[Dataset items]
___

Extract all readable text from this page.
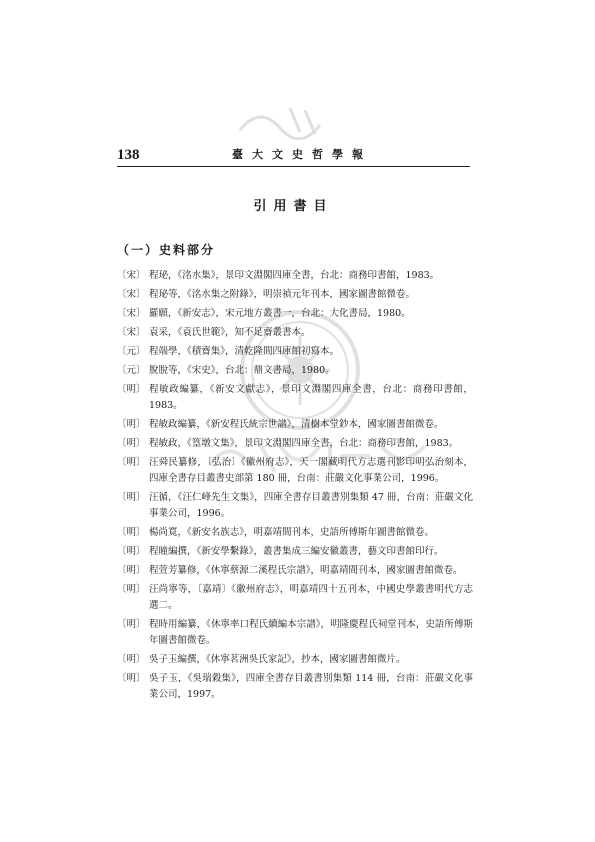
138	臺大文史哲學報
引用書目
（一）史料部分
〔宋〕 程珌，《洺水集》，景印文淵閣四庫全書，台北：商務印書館，1983。
〔宋〕 程珌等，《洺水集之附錄》，明崇禎元年刊本，國家圖書館微卷。
〔宋〕 羅願，《新安志》，宋元地方叢書一，台北：大化書局，1980。
〔宋〕 袁采，《袁氏世範》，知不足齋叢書本。
〔元〕 程端學，《積齋集》，清乾隆間四庫館初寫本。
〔元〕 脫脫等，《宋史》，台北：鼎文書局，1980。
〔明〕 程敏政編纂，《新安文獻志》，景印文淵閣四庫全書，台北：商務印書館，1983。
〔明〕 程敏政編纂，《新安程氏統宗世譜》，清樹本堂鈔本，國家圖書館微卷。
〔明〕 程敏政，《篁墩文集》，景印文淵閣四庫全書，台北：商務印書館，1983。
〔明〕 汪舜民纂修，〔弘治〕《徽州府志》，天一閣藏明代方志選刊影印明弘治刻本，四庫全書存目叢書史部第 180 冊，台南：莊嚴文化事業公司，1996。
〔明〕 汪循，《汪仁峰先生文集》，四庫全書存目叢書別集類 47 冊，台南：莊嚴文化事業公司，1996。
〔明〕 楊尚寬，《新安名族志》，明嘉靖間刊本，史語所傅斯年圖書館微卷。
〔明〕 程瞳編撰，《新安學繫錄》，叢書集成三編安徽叢書，藝文印書館印行。
〔明〕 程萱芳纂修，《休寧蔡源二溪程氏宗譜》，明嘉靖間刊本，國家圖書館微卷。
〔明〕 汪尚寧等，〔嘉靖〕《徽州府志》，明嘉靖四十五刊本，中國史學叢書明代方志選二。
〔明〕 程時用編纂，《休寧率口程氏續編本宗譜》，明隆慶程氏祠堂刊本，史語所傅斯年圖書館微卷。
〔明〕 吳子玉編撰，《休寧茗洲吳氏家記》，抄本，國家圖書館微片。
〔明〕 吳子玉，《吳瑞穀集》，四庫全書存目叢書別集類 114 冊，台南：莊嚴文化事業公司，1997。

___

To be done
Which lines contain "商務印書館"? Show each of them.

Exercise answer
〔宋〕 程珌，《洺水集》，景印文淵閣四庫全書，台北：商務印書館，1983。
〔明〕 程敏政編纂，《新安文獻志》，景印文淵閣四庫全書，台北：商務印書館，1983。
〔明〕 程敏政，《篁墩文集》，景印文淵閣四庫全書，台北：商務印書館，1983。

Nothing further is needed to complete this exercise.